Exercise »
Every entry that follows should be reproduced exactly.

(Stored items)
● ● ● ●
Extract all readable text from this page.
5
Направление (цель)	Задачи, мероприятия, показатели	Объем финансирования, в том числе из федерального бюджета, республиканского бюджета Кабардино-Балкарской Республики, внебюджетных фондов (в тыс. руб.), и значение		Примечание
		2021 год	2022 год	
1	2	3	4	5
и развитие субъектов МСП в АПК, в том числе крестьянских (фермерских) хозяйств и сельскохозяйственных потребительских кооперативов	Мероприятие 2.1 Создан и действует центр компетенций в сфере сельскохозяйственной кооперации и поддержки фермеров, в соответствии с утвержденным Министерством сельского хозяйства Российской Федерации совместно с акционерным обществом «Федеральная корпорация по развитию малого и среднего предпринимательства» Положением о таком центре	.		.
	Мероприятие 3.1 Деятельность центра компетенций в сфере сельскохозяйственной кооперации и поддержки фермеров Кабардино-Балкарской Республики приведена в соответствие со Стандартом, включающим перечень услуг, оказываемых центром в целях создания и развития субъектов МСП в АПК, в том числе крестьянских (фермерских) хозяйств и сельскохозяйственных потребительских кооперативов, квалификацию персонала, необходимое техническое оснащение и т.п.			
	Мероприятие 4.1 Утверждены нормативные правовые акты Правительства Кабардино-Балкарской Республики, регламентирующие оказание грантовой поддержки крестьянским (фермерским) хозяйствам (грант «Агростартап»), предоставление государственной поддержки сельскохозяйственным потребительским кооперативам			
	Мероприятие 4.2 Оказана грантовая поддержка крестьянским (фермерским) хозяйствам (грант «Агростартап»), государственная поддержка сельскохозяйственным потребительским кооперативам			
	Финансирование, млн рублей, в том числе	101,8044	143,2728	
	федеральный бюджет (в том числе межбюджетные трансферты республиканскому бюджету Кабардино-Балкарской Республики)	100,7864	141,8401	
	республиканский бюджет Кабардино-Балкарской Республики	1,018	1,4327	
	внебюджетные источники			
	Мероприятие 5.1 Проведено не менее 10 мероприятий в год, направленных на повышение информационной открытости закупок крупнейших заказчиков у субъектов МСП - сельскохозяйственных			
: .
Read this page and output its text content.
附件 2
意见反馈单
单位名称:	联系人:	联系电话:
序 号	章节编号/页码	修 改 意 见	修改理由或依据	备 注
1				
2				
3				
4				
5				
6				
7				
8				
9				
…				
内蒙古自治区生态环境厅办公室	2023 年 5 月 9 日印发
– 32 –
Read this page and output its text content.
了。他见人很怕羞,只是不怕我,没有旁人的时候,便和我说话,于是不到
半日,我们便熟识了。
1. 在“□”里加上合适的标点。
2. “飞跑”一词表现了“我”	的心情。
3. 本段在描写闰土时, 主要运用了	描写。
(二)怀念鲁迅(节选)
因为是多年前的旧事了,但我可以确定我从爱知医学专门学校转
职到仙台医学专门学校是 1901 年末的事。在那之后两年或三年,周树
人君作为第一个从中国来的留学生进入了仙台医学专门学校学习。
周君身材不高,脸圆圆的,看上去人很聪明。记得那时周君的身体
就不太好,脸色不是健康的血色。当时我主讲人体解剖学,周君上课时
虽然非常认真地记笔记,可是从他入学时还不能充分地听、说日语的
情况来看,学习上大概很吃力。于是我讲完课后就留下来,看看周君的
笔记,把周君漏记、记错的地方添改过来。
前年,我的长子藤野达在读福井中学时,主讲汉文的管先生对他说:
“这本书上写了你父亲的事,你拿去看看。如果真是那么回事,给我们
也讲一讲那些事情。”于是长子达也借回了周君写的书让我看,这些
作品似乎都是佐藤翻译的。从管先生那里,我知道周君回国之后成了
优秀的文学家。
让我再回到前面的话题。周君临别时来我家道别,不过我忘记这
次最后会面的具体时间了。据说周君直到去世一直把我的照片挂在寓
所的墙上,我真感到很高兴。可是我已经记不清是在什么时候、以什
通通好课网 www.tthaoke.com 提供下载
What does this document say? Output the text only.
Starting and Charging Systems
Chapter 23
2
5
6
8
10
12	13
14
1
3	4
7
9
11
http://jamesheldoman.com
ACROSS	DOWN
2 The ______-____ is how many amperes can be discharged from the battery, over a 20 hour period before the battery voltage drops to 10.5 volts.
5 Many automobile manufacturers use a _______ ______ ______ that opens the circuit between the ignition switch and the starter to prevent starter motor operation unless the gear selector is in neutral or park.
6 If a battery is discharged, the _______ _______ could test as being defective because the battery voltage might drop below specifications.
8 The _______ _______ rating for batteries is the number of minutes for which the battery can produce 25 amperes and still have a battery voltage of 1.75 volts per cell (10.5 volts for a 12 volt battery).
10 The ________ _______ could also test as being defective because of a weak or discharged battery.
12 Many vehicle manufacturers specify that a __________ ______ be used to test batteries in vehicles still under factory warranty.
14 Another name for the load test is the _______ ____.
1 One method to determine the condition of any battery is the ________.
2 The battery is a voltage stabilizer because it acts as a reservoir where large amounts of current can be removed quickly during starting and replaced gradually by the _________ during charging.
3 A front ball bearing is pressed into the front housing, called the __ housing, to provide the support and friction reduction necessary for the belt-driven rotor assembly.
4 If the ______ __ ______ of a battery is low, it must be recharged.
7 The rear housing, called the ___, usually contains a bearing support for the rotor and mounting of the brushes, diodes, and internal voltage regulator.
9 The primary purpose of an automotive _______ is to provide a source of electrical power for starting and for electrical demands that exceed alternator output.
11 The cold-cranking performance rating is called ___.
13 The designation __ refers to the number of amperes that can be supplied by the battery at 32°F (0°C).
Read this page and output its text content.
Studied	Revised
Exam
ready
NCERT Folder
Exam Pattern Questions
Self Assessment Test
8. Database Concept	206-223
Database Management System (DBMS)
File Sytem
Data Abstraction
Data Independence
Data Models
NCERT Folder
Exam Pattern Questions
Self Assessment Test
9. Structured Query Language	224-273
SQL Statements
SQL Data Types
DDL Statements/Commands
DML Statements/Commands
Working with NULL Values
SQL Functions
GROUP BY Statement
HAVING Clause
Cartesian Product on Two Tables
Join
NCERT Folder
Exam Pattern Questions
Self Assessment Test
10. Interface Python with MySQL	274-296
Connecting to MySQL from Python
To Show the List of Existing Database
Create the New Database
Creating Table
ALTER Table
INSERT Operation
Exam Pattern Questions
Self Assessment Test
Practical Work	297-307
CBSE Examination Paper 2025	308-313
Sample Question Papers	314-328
● ● ● ●
Response below »
Extract all readable text from this page.
5
Направление (цель)	Задачи, мероприятия, показатели	Объем финансирования, в том числе из федерального бюджета, республиканского бюджета Кабардино-Балкарской Республики, внебюджетных фондов (в тыс. руб.), и значение		Примечание
		2021 год	2022 год	
1	2	3	4	5
и развитие субъектов МСП в АПК, в том числе крестьянских (фермерских) хозяйств и сельскохозяйственных потребительских кооперативов	Мероприятие 2.1 Создан и действует центр компетенций в сфере сельскохозяйственной кооперации и поддержки фермеров, в соответствии с утвержденным Министерством сельского хозяйства Российской Федерации совместно с акционерным обществом «Федеральная корпорация по развитию малого и среднего предпринимательства» Положением о таком центре	.		.
	Мероприятие 3.1 Деятельность центра компетенций в сфере сельскохозяйственной кооперации и поддержки фермеров Кабардино-Балкарской Республики приведена в соответствие со Стандартом, включающим перечень услуг, оказываемых центром в целях создания и развития субъектов МСП в АПК, в том числе крестьянских (фермерских) хозяйств и сельскохозяйственных потребительских кооперативов, квалификацию персонала, необходимое техническое оснащение и т.п.			
	Мероприятие 4.1 Утверждены нормативные правовые акты Правительства Кабардино-Балкарской Республики, регламентирующие оказание грантовой поддержки крестьянским (фермерским) хозяйствам (грант «Агростартап»), предоставление государственной поддержки сельскохозяйственным потребительским кооперативам			
	Мероприятие 4.2 Оказана грантовая поддержка крестьянским (фермерским) хозяйствам (грант «Агростартап»), государственная поддержка сельскохозяйственным потребительским кооперативам			
	Финансирование, млн рублей, в том числе	101,8044	143,2728	
	федеральный бюджет (в том числе межбюджетные трансферты республиканскому бюджету Кабардино-Балкарской Республики)	100,7864	141,8401	
	республиканский бюджет Кабардино-Балкарской Республики	1,018	1,4327	
	внебюджетные источники			
	Мероприятие 5.1 Проведено не менее 10 мероприятий в год, направленных на повышение информационной открытости закупок крупнейших заказчиков у субъектов МСП - сельскохозяйственных			
: .
Read this page and output its text content.
附件 2
意见反馈单
单位名称:	联系人:	联系电话:
序 号	章节编号/页码	修 改 意 见	修改理由或依据	备 注
1				
2				
3				
4				
5				
6				
7				
8				
9				
…				
内蒙古自治区生态环境厅办公室	2023 年 5 月 9 日印发
– 32 –
Read this page and output its text content.
了。他见人很怕羞,只是不怕我,没有旁人的时候,便和我说话,于是不到
半日,我们便熟识了。
1. 在“□”里加上合适的标点。
2. “飞跑”一词表现了“我”	的心情。
3. 本段在描写闰土时, 主要运用了	描写。
(二)怀念鲁迅(节选)
因为是多年前的旧事了,但我可以确定我从爱知医学专门学校转
职到仙台医学专门学校是 1901 年末的事。在那之后两年或三年,周树
人君作为第一个从中国来的留学生进入了仙台医学专门学校学习。
周君身材不高,脸圆圆的,看上去人很聪明。记得那时周君的身体
就不太好,脸色不是健康的血色。当时我主讲人体解剖学,周君上课时
虽然非常认真地记笔记,可是从他入学时还不能充分地听、说日语的
情况来看,学习上大概很吃力。于是我讲完课后就留下来,看看周君的
笔记,把周君漏记、记错的地方添改过来。
前年,我的长子藤野达在读福井中学时,主讲汉文的管先生对他说:
“这本书上写了你父亲的事,你拿去看看。如果真是那么回事,给我们
也讲一讲那些事情。”于是长子达也借回了周君写的书让我看,这些
作品似乎都是佐藤翻译的。从管先生那里,我知道周君回国之后成了
优秀的文学家。
让我再回到前面的话题。周君临别时来我家道别,不过我忘记这
次最后会面的具体时间了。据说周君直到去世一直把我的照片挂在寓
所的墙上,我真感到很高兴。可是我已经记不清是在什么时候、以什
通通好课网 www.tthaoke.com 提供下载
What does this document say? Output the text only.
Starting and Charging Systems
Chapter 23
2
5
6
8
10
12	13
14
1
3	4
7
9
11
http://jamesheldoman.com
ACROSS	DOWN
2 The ______-____ is how many amperes can be discharged from the battery, over a 20 hour period before the battery voltage drops to 10.5 volts.
5 Many automobile manufacturers use a _______ ______ ______ that opens the circuit between the ignition switch and the starter to prevent starter motor operation unless the gear selector is in neutral or park.
6 If a battery is discharged, the _______ _______ could test as being defective because the battery voltage might drop below specifications.
8 The _______ _______ rating for batteries is the number of minutes for which the battery can produce 25 amperes and still have a battery voltage of 1.75 volts per cell (10.5 volts for a 12 volt battery).
10 The ________ _______ could also test as being defective because of a weak or discharged battery.
12 Many vehicle manufacturers specify that a __________ ______ be used to test batteries in vehicles still under factory warranty.
14 Another name for the load test is the _______ ____.
1 One method to determine the condition of any battery is the ________.
2 The battery is a voltage stabilizer because it acts as a reservoir where large amounts of current can be removed quickly during starting and replaced gradually by the _________ during charging.
3 A front ball bearing is pressed into the front housing, called the __ housing, to provide the support and friction reduction necessary for the belt-driven rotor assembly.
4 If the ______ __ ______ of a battery is low, it must be recharged.
7 The rear housing, called the ___, usually contains a bearing support for the rotor and mounting of the brushes, diodes, and internal voltage regulator.
9 The primary purpose of an automotive _______ is to provide a source of electrical power for starting and for electrical demands that exceed alternator output.
11 The cold-cranking performance rating is called ___.
13 The designation __ refers to the number of amperes that can be supplied by the battery at 32°F (0°C).
Read this page and output its text content.
Studied	Revised
Exam
ready
NCERT Folder
Exam Pattern Questions
Self Assessment Test
8. Database Concept	206-223
Database Management System (DBMS)
File Sytem
Data Abstraction
Data Independence
Data Models
NCERT Folder
Exam Pattern Questions
Self Assessment Test
9. Structured Query Language	224-273
SQL Statements
SQL Data Types
DDL Statements/Commands
DML Statements/Commands
Working with NULL Values
SQL Functions
GROUP BY Statement
HAVING Clause
Cartesian Product on Two Tables
Join
NCERT Folder
Exam Pattern Questions
Self Assessment Test
10. Interface Python with MySQL	274-296
Connecting to MySQL from Python
To Show the List of Existing Database
Create the New Database
Creating Table
ALTER Table
INSERT Operation
Exam Pattern Questions
Self Assessment Test
Practical Work	297-307
CBSE Examination Paper 2025	308-313
Sample Question Papers	314-328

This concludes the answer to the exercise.